• **Goal**:
Show all lines that include the string "zásilky"; copy each one.

• **Provided data**:
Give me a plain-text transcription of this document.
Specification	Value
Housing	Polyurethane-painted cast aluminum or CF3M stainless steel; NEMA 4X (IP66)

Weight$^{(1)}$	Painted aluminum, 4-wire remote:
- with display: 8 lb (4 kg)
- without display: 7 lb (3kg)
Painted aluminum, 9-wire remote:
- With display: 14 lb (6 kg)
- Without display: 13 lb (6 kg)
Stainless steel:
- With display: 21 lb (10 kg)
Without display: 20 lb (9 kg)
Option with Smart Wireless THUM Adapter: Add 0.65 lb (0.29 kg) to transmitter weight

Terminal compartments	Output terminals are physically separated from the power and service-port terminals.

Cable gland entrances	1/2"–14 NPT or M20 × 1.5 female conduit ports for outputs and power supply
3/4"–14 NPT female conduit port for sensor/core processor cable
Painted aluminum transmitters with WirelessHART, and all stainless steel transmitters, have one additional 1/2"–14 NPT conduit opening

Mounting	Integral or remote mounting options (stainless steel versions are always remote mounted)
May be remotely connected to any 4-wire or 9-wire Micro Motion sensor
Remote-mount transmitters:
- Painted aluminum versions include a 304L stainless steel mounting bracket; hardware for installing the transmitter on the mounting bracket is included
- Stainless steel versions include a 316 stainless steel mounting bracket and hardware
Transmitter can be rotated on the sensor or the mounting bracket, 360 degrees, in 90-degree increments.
* * *
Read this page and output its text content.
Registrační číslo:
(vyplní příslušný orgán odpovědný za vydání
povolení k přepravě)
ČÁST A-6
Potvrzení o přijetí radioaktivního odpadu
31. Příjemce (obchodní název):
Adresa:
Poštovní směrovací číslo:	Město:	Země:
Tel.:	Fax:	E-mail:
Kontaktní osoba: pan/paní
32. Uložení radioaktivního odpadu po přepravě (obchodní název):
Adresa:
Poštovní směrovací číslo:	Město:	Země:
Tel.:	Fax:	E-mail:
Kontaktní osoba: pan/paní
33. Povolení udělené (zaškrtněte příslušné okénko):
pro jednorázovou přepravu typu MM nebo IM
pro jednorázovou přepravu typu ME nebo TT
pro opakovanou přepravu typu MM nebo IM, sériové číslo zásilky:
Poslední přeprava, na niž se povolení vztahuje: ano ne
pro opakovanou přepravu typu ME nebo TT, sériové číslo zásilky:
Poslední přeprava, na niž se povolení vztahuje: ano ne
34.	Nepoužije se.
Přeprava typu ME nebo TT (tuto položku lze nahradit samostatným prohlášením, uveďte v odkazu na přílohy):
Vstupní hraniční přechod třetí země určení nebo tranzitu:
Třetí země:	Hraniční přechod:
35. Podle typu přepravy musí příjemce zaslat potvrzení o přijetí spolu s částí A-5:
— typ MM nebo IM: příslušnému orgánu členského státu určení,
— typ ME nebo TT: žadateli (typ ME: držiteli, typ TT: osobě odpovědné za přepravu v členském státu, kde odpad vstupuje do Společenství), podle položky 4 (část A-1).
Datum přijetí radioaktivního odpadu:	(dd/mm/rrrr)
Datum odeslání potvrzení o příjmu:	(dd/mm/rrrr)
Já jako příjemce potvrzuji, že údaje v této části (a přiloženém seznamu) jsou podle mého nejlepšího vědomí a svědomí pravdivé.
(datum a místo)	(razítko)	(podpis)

• **Task result**:
pro opakovanou přepravu typu MM nebo IM, sériové číslo zásilky:
pro opakovanou přepravu typu ME nebo TT, sériové číslo zásilky:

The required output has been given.